> [PROBLEM STATEMENT]:
Exactly and only the lines from the line holding "Convert this screenshot" to the end of the records should be reproduced. Leave pictures out.

> [TASK DATA]:
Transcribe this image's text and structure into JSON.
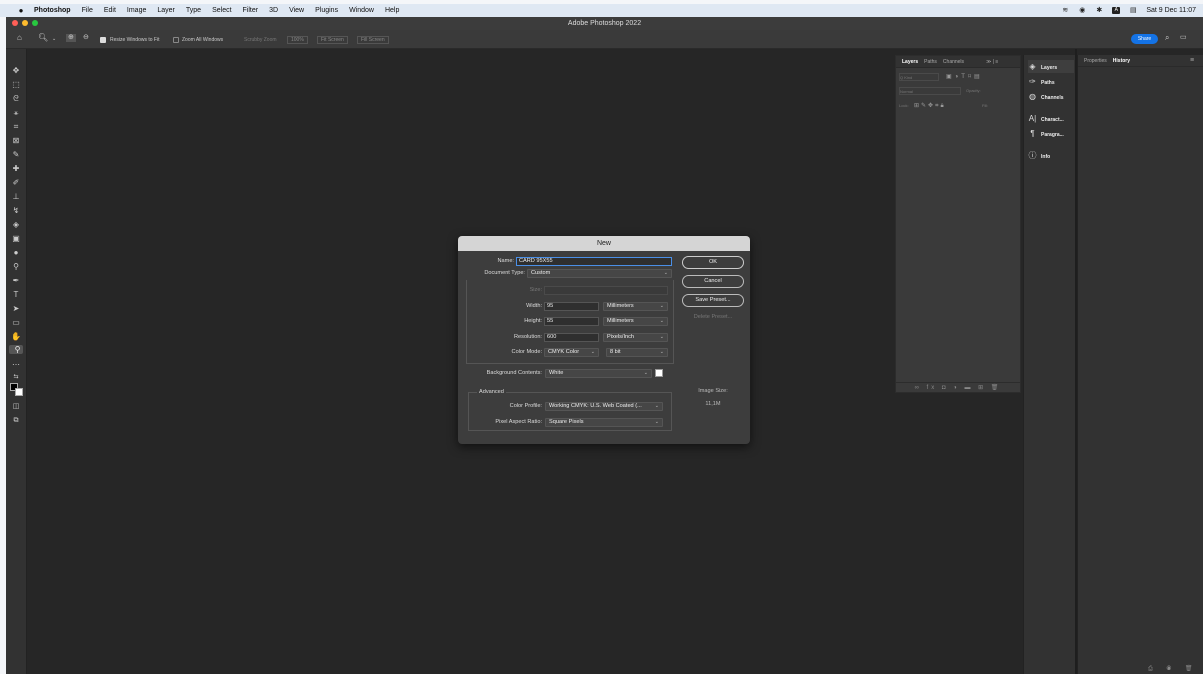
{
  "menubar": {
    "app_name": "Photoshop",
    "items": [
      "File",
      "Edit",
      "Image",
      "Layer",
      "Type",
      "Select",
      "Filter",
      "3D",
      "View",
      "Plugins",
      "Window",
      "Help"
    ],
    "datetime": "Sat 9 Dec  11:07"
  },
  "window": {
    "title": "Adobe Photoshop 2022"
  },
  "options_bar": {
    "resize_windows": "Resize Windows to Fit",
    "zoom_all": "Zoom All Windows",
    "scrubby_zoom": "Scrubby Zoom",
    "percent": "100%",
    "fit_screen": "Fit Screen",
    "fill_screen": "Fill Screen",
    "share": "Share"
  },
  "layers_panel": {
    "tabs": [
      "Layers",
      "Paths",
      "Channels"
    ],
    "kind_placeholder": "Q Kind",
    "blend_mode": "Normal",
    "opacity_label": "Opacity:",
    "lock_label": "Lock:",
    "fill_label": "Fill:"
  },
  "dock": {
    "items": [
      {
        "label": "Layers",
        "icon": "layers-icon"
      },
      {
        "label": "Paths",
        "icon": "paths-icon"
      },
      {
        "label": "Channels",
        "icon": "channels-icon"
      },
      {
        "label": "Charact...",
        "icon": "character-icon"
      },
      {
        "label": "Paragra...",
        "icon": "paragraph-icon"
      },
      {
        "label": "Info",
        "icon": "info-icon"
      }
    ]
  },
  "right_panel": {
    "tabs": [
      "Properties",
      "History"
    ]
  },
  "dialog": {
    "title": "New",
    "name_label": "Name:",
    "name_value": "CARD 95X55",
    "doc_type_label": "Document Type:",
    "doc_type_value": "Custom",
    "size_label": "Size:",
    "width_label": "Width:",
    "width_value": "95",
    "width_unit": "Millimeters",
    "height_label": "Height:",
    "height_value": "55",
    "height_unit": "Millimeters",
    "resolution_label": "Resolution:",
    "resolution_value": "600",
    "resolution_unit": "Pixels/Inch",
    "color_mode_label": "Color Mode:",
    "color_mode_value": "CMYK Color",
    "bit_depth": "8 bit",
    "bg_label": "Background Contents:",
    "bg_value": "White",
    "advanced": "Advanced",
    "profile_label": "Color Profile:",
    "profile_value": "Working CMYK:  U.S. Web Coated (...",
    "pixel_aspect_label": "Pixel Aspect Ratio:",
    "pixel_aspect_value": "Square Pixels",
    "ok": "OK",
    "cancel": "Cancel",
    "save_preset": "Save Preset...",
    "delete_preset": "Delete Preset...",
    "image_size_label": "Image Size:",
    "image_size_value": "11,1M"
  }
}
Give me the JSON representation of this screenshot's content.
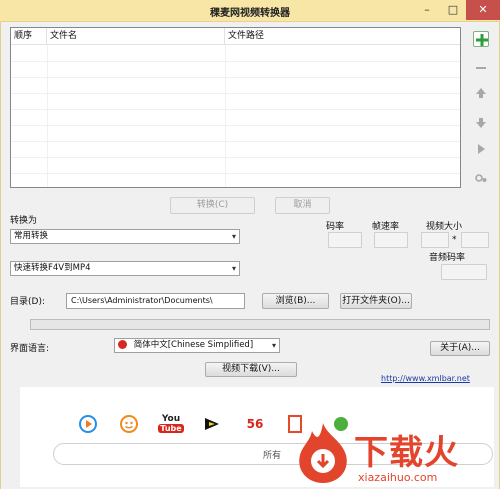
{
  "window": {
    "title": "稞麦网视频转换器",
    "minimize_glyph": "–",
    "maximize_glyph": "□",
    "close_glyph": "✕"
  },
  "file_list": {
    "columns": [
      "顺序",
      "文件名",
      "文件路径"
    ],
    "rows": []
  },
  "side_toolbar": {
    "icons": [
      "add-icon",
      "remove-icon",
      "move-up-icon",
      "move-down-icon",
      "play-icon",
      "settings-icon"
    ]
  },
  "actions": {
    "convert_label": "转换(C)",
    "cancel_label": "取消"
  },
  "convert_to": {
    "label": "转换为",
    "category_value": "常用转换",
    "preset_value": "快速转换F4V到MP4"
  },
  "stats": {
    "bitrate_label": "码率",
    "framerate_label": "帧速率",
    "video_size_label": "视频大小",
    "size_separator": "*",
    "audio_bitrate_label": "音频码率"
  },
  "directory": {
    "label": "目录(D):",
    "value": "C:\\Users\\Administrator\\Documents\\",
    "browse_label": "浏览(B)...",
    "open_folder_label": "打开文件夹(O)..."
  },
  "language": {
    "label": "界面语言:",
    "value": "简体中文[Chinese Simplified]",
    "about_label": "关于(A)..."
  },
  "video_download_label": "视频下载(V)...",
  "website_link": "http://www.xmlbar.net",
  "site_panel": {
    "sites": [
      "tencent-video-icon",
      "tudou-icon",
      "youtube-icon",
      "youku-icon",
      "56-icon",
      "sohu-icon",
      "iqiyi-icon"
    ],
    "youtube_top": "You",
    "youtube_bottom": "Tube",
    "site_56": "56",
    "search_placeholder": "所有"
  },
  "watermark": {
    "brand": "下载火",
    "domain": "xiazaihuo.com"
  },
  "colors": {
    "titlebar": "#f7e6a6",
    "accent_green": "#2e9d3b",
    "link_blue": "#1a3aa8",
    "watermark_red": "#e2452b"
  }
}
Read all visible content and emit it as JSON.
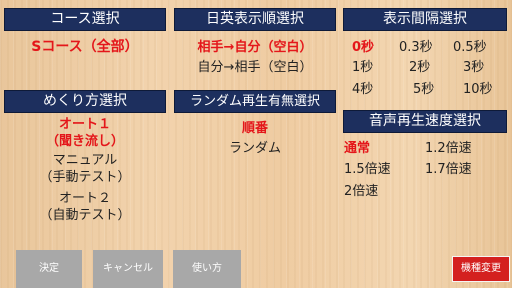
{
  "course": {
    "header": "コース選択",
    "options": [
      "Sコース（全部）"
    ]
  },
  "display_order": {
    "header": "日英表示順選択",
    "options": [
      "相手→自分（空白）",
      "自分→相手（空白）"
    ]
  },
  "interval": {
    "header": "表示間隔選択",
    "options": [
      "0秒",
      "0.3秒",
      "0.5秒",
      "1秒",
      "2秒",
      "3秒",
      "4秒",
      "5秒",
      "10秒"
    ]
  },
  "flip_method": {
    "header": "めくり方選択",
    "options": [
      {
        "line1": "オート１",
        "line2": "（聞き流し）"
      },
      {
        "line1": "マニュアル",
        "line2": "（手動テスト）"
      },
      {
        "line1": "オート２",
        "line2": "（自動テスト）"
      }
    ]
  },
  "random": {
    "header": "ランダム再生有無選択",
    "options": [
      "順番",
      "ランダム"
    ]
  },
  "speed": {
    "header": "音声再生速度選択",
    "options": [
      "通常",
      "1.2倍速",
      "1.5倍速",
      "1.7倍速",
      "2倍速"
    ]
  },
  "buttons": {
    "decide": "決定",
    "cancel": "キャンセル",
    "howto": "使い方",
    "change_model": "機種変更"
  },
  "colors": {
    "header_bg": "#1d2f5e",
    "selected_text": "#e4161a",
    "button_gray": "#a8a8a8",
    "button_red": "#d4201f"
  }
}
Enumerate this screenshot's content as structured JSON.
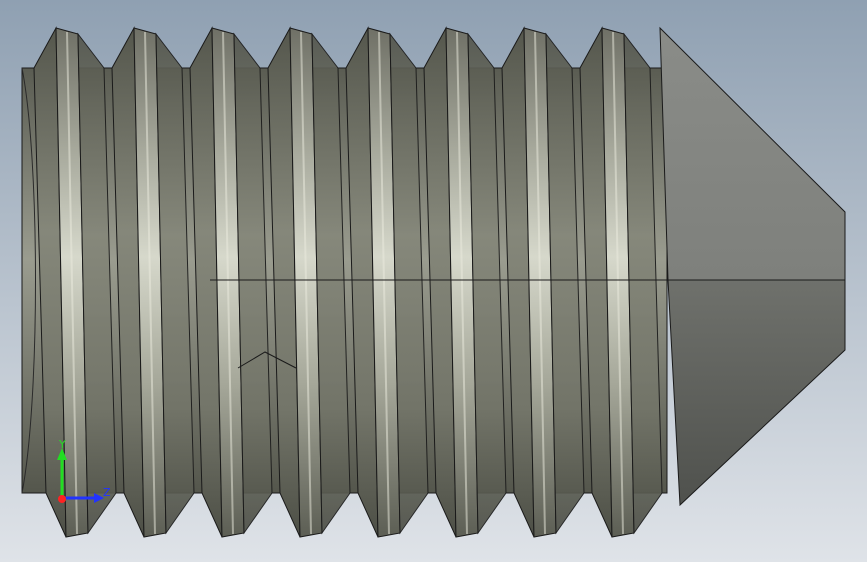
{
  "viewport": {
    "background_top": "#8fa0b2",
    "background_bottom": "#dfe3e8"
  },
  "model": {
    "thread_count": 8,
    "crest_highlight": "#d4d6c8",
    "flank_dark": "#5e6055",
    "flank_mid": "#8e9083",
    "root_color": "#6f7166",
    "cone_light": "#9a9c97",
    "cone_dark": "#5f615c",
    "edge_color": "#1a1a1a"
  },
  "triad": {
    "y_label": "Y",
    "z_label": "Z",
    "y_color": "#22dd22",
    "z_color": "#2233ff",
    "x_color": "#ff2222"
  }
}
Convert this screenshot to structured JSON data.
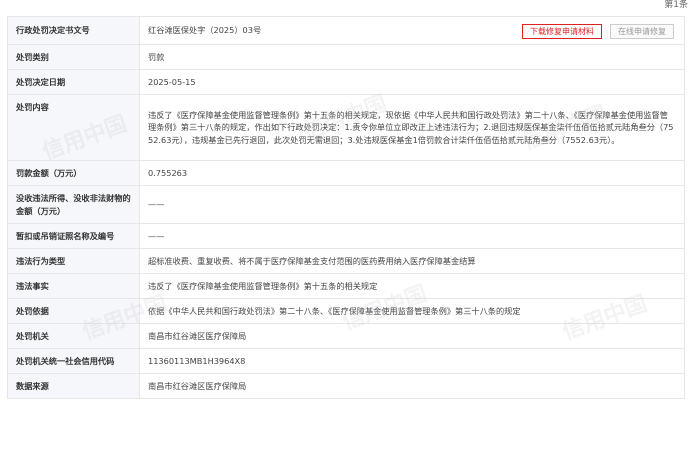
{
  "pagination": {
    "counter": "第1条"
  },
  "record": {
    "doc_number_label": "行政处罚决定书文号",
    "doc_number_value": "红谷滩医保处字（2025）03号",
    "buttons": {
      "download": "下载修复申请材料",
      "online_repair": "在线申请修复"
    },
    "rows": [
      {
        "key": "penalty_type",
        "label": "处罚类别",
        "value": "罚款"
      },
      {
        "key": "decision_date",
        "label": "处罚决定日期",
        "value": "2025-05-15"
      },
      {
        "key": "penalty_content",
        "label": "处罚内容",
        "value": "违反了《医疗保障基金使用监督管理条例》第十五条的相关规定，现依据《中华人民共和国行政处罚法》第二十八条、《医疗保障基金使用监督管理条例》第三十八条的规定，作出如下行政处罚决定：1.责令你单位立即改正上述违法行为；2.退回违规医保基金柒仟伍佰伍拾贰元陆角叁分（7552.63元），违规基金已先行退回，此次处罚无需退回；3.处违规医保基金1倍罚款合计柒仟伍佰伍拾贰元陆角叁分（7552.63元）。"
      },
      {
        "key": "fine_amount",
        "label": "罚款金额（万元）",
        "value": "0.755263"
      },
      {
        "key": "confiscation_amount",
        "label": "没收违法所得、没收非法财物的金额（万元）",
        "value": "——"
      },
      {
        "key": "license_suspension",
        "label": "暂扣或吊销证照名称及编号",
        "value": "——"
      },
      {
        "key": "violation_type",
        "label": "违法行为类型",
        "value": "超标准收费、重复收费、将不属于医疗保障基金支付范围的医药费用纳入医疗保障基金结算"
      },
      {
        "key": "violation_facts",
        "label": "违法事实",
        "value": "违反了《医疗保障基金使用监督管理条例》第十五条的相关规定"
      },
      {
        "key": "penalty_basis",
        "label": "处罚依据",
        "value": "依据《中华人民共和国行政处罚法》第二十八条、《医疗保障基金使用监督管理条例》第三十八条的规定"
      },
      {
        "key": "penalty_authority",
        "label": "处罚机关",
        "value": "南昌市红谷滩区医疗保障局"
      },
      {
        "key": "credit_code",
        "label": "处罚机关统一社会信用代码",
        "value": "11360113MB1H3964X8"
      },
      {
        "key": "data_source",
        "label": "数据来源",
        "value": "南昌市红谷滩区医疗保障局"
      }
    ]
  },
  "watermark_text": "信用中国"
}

> [THE OUTPUT]:
Convert this screenshot to structured JSON data.
{
  "pagination": {
    "counter": "第1条"
  },
  "record": {
    "doc_number_label": "行政处罚决定书文号",
    "doc_number_value": "红谷滩医保处字（2025）03号",
    "buttons": {
      "download": "下载修复申请材料",
      "online_repair": "在线申请修复"
    },
    "rows": [
      {
        "key": "penalty_type",
        "label": "处罚类别",
        "value": "罚款"
      },
      {
        "key": "decision_date",
        "label": "处罚决定日期",
        "value": "2025-05-15"
      },
      {
        "key": "penalty_content",
        "label": "处罚内容",
        "value": "违反了《医疗保障基金使用监督管理条例》第十五条的相关规定，现依据《中华人民共和国行政处罚法》第二十八条、《医疗保障基金使用监督管理条例》第三十八条的规定，作出如下行政处罚决定：1.责令你单位立即改正上述违法行为；2.退回违规医保基金柒仟伍佰伍拾贰元陆角叁分（7552.63元），违规基金已先行退回，此次处罚无需退回；3.处违规医保基金1倍罚款合计柒仟伍佰伍拾贰元陆角叁分（7552.63元）。"
      },
      {
        "key": "fine_amount",
        "label": "罚款金额（万元）",
        "value": "0.755263"
      },
      {
        "key": "confiscation_amount",
        "label": "没收违法所得、没收非法财物的金额（万元）",
        "value": "——"
      },
      {
        "key": "license_suspension",
        "label": "暂扣或吊销证照名称及编号",
        "value": "——"
      },
      {
        "key": "violation_type",
        "label": "违法行为类型",
        "value": "超标准收费、重复收费、将不属于医疗保障基金支付范围的医药费用纳入医疗保障基金结算"
      },
      {
        "key": "violation_facts",
        "label": "违法事实",
        "value": "违反了《医疗保障基金使用监督管理条例》第十五条的相关规定"
      },
      {
        "key": "penalty_basis",
        "label": "处罚依据",
        "value": "依据《中华人民共和国行政处罚法》第二十八条、《医疗保障基金使用监督管理条例》第三十八条的规定"
      },
      {
        "key": "penalty_authority",
        "label": "处罚机关",
        "value": "南昌市红谷滩区医疗保障局"
      },
      {
        "key": "credit_code",
        "label": "处罚机关统一社会信用代码",
        "value": "11360113MB1H3964X8"
      },
      {
        "key": "data_source",
        "label": "数据来源",
        "value": "南昌市红谷滩区医疗保障局"
      }
    ]
  },
  "watermark_text": "信用中国"
}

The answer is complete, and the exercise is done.